DATASET:
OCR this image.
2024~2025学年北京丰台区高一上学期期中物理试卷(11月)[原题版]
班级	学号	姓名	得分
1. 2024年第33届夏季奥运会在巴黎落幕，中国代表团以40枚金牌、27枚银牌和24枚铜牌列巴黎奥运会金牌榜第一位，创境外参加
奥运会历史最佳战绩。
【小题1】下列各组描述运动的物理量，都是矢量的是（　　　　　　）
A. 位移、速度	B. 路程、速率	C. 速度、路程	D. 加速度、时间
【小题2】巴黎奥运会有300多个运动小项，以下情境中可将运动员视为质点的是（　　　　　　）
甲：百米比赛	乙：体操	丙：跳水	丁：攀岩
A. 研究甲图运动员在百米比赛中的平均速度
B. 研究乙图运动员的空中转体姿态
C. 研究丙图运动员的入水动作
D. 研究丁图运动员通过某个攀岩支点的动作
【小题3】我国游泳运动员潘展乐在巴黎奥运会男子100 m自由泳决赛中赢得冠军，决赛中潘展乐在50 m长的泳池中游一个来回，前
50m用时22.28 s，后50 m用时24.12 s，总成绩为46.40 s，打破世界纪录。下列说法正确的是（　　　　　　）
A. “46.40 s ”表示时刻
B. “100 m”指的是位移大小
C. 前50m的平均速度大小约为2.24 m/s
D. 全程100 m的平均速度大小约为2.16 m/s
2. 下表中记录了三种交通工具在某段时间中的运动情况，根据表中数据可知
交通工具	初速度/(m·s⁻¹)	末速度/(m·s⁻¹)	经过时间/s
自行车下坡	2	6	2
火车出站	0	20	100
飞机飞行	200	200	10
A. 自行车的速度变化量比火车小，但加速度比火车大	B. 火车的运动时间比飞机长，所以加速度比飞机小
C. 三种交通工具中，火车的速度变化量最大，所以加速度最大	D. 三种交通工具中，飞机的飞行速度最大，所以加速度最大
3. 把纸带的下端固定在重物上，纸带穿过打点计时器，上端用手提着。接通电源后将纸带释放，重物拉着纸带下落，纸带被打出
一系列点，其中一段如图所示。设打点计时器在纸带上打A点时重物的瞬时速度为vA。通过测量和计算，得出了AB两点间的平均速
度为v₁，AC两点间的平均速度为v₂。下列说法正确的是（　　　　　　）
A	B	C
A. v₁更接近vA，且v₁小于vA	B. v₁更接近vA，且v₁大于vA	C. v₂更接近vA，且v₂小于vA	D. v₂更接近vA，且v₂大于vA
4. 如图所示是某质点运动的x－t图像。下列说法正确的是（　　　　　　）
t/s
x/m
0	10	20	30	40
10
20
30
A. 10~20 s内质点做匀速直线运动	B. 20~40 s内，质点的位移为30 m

THE TASK:
All of the entries must be quoted exactly; please include each one.

RIGHT ANSWER:
OCR this image.
2024~2025学年北京丰台区高一上学期期中物理试卷(11月)[原题版]
班级	学号	姓名	得分
1. 2024年第33届夏季奥运会在巴黎落幕，中国代表团以40枚金牌、27枚银牌和24枚铜牌列巴黎奥运会金牌榜第一位，创境外参加
奥运会历史最佳战绩。
【小题1】下列各组描述运动的物理量，都是矢量的是（　　　　　　）
A. 位移、速度	B. 路程、速率	C. 速度、路程	D. 加速度、时间
【小题2】巴黎奥运会有300多个运动小项，以下情境中可将运动员视为质点的是（　　　　　　）
甲：百米比赛	乙：体操	丙：跳水	丁：攀岩
A. 研究甲图运动员在百米比赛中的平均速度
B. 研究乙图运动员的空中转体姿态
C. 研究丙图运动员的入水动作
D. 研究丁图运动员通过某个攀岩支点的动作
【小题3】我国游泳运动员潘展乐在巴黎奥运会男子100 m自由泳决赛中赢得冠军，决赛中潘展乐在50 m长的泳池中游一个来回，前
50m用时22.28 s，后50 m用时24.12 s，总成绩为46.40 s，打破世界纪录。下列说法正确的是（　　　　　　）
A. “46.40 s ”表示时刻
B. “100 m”指的是位移大小
C. 前50m的平均速度大小约为2.24 m/s
D. 全程100 m的平均速度大小约为2.16 m/s
2. 下表中记录了三种交通工具在某段时间中的运动情况，根据表中数据可知
交通工具	初速度/(m·s⁻¹)	末速度/(m·s⁻¹)	经过时间/s
自行车下坡	2	6	2
火车出站	0	20	100
飞机飞行	200	200	10
A. 自行车的速度变化量比火车小，但加速度比火车大	B. 火车的运动时间比飞机长，所以加速度比飞机小
C. 三种交通工具中，火车的速度变化量最大，所以加速度最大	D. 三种交通工具中，飞机的飞行速度最大，所以加速度最大
3. 把纸带的下端固定在重物上，纸带穿过打点计时器，上端用手提着。接通电源后将纸带释放，重物拉着纸带下落，纸带被打出
一系列点，其中一段如图所示。设打点计时器在纸带上打A点时重物的瞬时速度为vA。通过测量和计算，得出了AB两点间的平均速
度为v₁，AC两点间的平均速度为v₂。下列说法正确的是（　　　　　　）
A	B	C
A. v₁更接近vA，且v₁小于vA	B. v₁更接近vA，且v₁大于vA	C. v₂更接近vA，且v₂小于vA	D. v₂更接近vA，且v₂大于vA
4. 如图所示是某质点运动的x－t图像。下列说法正确的是（　　　　　　）
t/s
x/m
0	10	20	30	40
10
20
30
A. 10~20 s内质点做匀速直线运动	B. 20~40 s内，质点的位移为30 m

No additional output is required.